Read the data, and whenever a line holds the word "Tochter", report that line.

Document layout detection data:
--- START ---
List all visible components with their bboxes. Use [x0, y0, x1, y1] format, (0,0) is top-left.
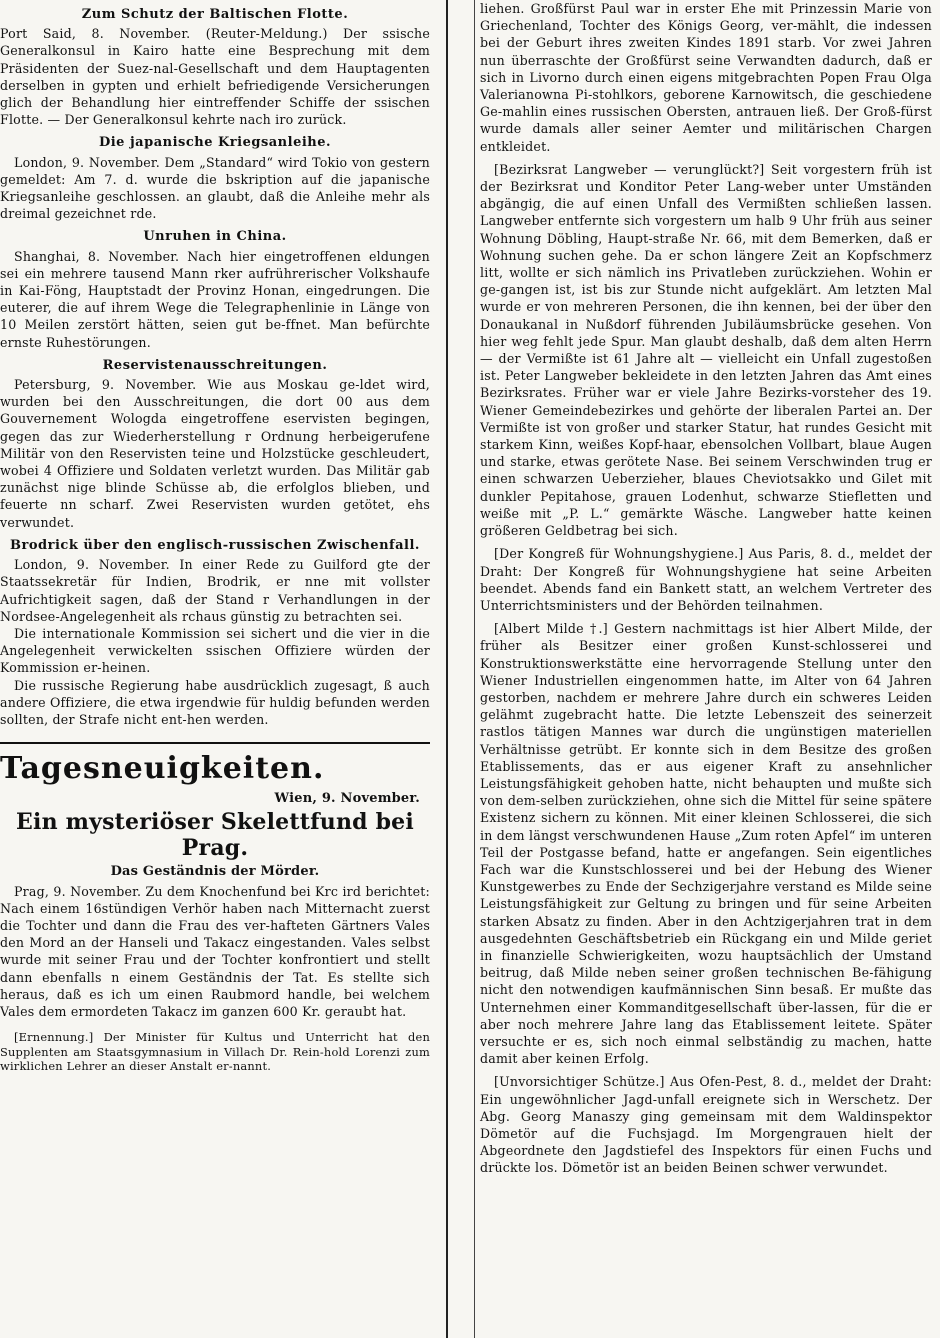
article-london-standard: London, 9. November. Dem „Standard“ wird Tokio von gestern gemeldet: Am 7. d. wurde die bskription auf die japanische Kriegsanleihe geschlossen. an glaubt, daß die Anleihe mehr als dreimal gezeichnet rde. [0, 154, 430, 222]
column-divider [446, 0, 448, 1338]
left-column [0, 0, 436, 1338]
article-port-said: Port Said, 8. November. (Reuter-Meldung.) Der ssische Generalkonsul in Kairo hatte eine Besprechung mit dem Präsidenten der Suez-nal-Gesellschaft und dem Hauptagenten derselben in gypten und erhielt befriedigende Versicherungen glich der Behandlung hier eintreffender Schiffe der ssischen Flotte. — Der Generalkonsul kehrte nach iro zurück. [0, 26, 430, 128]
article-langweber: [Bezirksrat Langweber — verunglückt?] Seit vorgestern früh ist der Bezirksrat und Konditor Peter Lang-weber unter Umständen abgängig, die auf einen Unfall des Vermißten schließen lassen. Langweber entfernte sich vorgestern um halb 9 Uhr früh aus seiner Wohnung Döbling, Haupt-straße Nr. 66, mit dem Bemerken, daß er Wohnung suchen gehe. Da er schon längere Zeit an Kopfschmerz litt, wollte er sich nämlich ins Privatleben zurückziehen. Wohin er ge-gangen ist, ist bis zur Stunde nicht aufgeklärt. Am letzten Mal wurde er von mehreren Personen, die ihn kennen, bei der über den Donaukanal in Nußdorf führenden Jubiläumsbrücke gesehen. Von hier weg fehlt jede Spur. Man glaubt deshalb, daß dem alten Herrn — der Vermißte ist 61 Jahre alt — vielleicht ein Unfall zugestoßen ist. Peter Langweber bekleidete in den letzten Jahren das Amt eines Bezirksrates. Früher war er viele Jahre Bezirks-vorsteher des 19. Wiener Gemeindebezirkes und gehörte der liberalen Partei an. Der Vermißte ist von großer und starker Statur, hat rundes Gesicht mit starkem Kinn, weißes Kopf-haar, ebensolchen Vollbart, blaue Augen und starke, etwas gerötete Nase. Bei seinem Verschwinden trug er einen schwarzen Ueberzieher, blaues Cheviotsakko und Gilet mit dunkler Pepitahose, grauen Lodenhut, schwarze Stiefletten und weiße mit „P. L.“ gemärkte Wäsche. Langweber hatte keinen größeren Geldbetrag bei sich. [480, 161, 932, 539]
heading-kriegsanleihe: Die japanische Kriegsanleihe. [98, 135, 332, 151]
dateline: Wien, 9. November. [274, 791, 420, 807]
section-banner: Tagesneuigkeiten. [0, 742, 430, 786]
article-ernennung: [Ernennung.] Der Minister für Kultus und Unterricht hat den Supplenten am Staatsgymnasium in Villach Dr. Rein-hold Lorenzi zum wirklichen Lehrer an dieser Anstalt er-nannt. [0, 1030, 430, 1074]
right-column [452, 0, 940, 1338]
heading-reservisten: Reservistenausschreitungen. [102, 357, 328, 373]
article-grossfuerst: liehen. Großfürst Paul war in erster Ehe mit Prinzessin Marie von Griechenland, Tochter des Königs Georg, ver-mählt, die indessen bei der Geburt ihres zweiten Kindes 1891 starb. Vor zwei Jahren nun überraschte der Großfürst seine Verwandten dadurch, daß er sich in Livorno durch einen eigens mitgebrachten Popen Frau Olga Valerianowna Pi-stohlkors, geborene Karnowitsch, die geschiedene Ge-mahlin eines russischen Obersten, antrauen ließ. Der Groß-fürst wurde damals aller seiner Aemter und militärischen Chargen entkleidet. [480, 1, 932, 154]
article-milde: [Albert Milde †.] Gestern nachmittags ist hier Albert Milde, der früher als Besitzer einer großen Kunst-schlosserei und Konstruktionswerkstätte eine hervorragende Stellung unter den Wiener Industriellen eingenommen hatte, im Alter von 64 Jahren gestorben, nachdem er mehrere Jahre durch ein schweres Leiden gelähmt zugebracht hatte. Die letzte Lebenszeit des seinerzeit rastlos tätigen Mannes war durch die ungünstigen materiellen Verhältnisse getrübt. Er konnte sich in dem Besitze des großen Etablissements, das er aus eigener Kraft zu ansehnlicher Leistungsfähigkeit gehoben hatte, nicht behaupten und mußte sich von dem-selben zurückziehen, ohne sich die Mittel für seine spätere Existenz sichern zu können. Mit einer kleinen Schlosserei, die sich in dem längst verschwundenen Hause „Zum roten Apfel“ im unteren Teil der Postgasse befand, hatte er angefangen. Sein eigentliches Fach war die Kunstschlosserei und bei der Hebung des Wiener Kunstgewerbes zu Ende der Sechzigerjahre verstand es Milde seine Leistungsfähigkeit zur Geltung zu bringen und für seine Arbeiten starken Absatz zu finden. Aber in den Achtzigerjahren trat in dem ausgedehnten Geschäftsbetrieb ein Rückgang ein und Milde geriet in finanzielle Schwierigkeiten, wozu hauptsächlich der Umstand beitrug, daß Milde neben seiner großen technischen Be-fähigung nicht den notwendigen kaufmännischen Sinn besaß. Er mußte das Unternehmen einer Kommanditgesellschaft über-lassen, für die er aber noch mehrere Jahre lang das Etablissement leitete. Später versuchte er es, sich noch einmal selbständig zu machen, hatte damit aber keinen Erfolg. [480, 621, 932, 1067]
article-schuetze: [Unvorsichtiger Schütze.] Aus Ofen-Pest, 8. d., meldet der Draht: Ein ungewöhnlicher Jagd-unfall ereignete sich in Werschetz. Der Abg. Georg Manaszy ging gemeinsam mit dem Waldinspektor Dömetör auf die Fuchsjagd. Im Morgengrauen hielt der Abgeordnete den Jagdstiefel des Inspektors für einen Fuchs und drückte los. Dömetör ist an beiden Beinen schwer verwundet. [480, 1074, 932, 1176]
top-fragment-heading: Zum Schutz der Baltischen Flotte. [81, 7, 349, 22]
article-kommission: Die internationale Kommission sei sichert und die vier in die Angelegenheit verwickelten ssischen Offiziere würden der Kommission er-heinen. [0, 625, 430, 676]
headline-skelettfund: Ein mysteriöser Skelettfund bei Prag. [16, 809, 414, 862]
article-london-guilford: London, 9. November. In einer Rede zu Guilford gte der Staatssekretär für Indien, Brodrik, er nne mit vollster Aufrichtigkeit sagen, daß der Stand r Verhandlungen in der Nordsee-Angelegenheit als rchaus günstig zu betrachten sei. [0, 557, 430, 624]
heading-brodrick: Brodrick über den englisch-russischen Zwischenfall. [10, 537, 420, 553]
article-shanghai: Shanghai, 8. November. Nach hier eingetroffenen eldungen sei ein mehrere tausend Mann rker aufrührerischer Volkshaufe in Kai-Föng, Hauptstadt der Provinz Honan, eingedrungen. Die euterer, die auf ihrem Wege die Telegraphenlinie in Länge von 10 Meilen zerstört hätten, seien gut be-ffnet. Man befürchte ernste Ruhestörungen. [0, 248, 430, 350]
article-kongress: [Der Kongreß für Wohnungshygiene.] Aus Paris, 8. d., meldet der Draht: Der Kongreß für Wohnungshygiene hat seine Arbeiten beendet. Abends fand ein Bankett statt, an welchem Vertreter des Unterrichtsministers und der Behörden teilnahmen. [480, 546, 932, 613]
article-regierung: Die russische Regierung habe ausdrücklich zugesagt, ß auch andere Offiziere, die etwa irgendwie für huldig befunden werden sollten, der Strafe nicht ent-hen werden. [0, 677, 430, 727]
article-prag: Prag, 9. November. Zu dem Knochenfund bei Krc ird berichtet: Nach einem 16stündigen Verhör haben nach Mitternacht zuerst die Tochter und dann die Frau des ver-hafteten Gärtners Vales den Mord an der Hanseli und Takacz eingestanden. Vales selbst wurde mit seiner Frau und der Tochter konfrontiert und stellt dann ebenfalls n einem Geständnis der Tat. Es stellte sich heraus, daß es ich um einen Raubmord handle, bei welchem Vales dem ermordeten Takacz im ganzen 600 Kr. geraubt hat. [0, 883, 430, 1019]
subheading-gestaendnis: Das Geständnis der Mörder. [110, 864, 320, 880]
heading-china: Unruhen in China. [143, 229, 287, 245]
article-petersburg: Petersburg, 9. November. Wie aus Moskau ge-ldet wird, wurden bei den Ausschreitungen, die dort 00 aus dem Gouvernement Wologda eingetroffene eservisten begingen, gegen das zur Wiederherstellung r Ordnung herbeigerufene Militär von den Reservisten teine und Holzstücke geschleudert, wobei 4 Offiziere und Soldaten verletzt wurden. Das Militär gab zunächst nige blinde Schüsse ab, die erfolglos blieben, und feuerte nn scharf. Zwei Reservisten wurden getötet, ehs verwundet. [0, 377, 430, 530]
--- END ---
=== Answer for the task ===
article-grossfuerst: liehen. Großfürst Paul war in erster Ehe mit Prinzessin Marie von Griechenland, Tochter des Königs Georg, ver-mählt, die indessen bei der Geburt ihres zweiten Kindes 1891 starb. Vor zwei Jahren nun überraschte der Großfürst seine Verwandten dadurch, daß er sich in Livorno durch einen eigens mitgebrachten Popen Frau Olga Valerianowna Pi-stohlkors, geborene Karnowitsch, die geschiedene Ge-mahlin eines russischen Obersten, antrauen ließ. Der Groß-fürst wurde damals aller seiner Aemter und militärischen Chargen entkleidet. [480, 1, 932, 154]
article-prag: Prag, 9. November. Zu dem Knochenfund bei Krc ird berichtet: Nach einem 16stündigen Verhör haben nach Mitternacht zuerst die Tochter und dann die Frau des ver-hafteten Gärtners Vales den Mord an der Hanseli und Takacz eingestanden. Vales selbst wurde mit seiner Frau und der Tochter konfrontiert und stellt dann ebenfalls n einem Geständnis der Tat. Es stellte sich heraus, daß es ich um einen Raubmord handle, bei welchem Vales dem ermordeten Takacz im ganzen 600 Kr. geraubt hat. [0, 883, 430, 1019]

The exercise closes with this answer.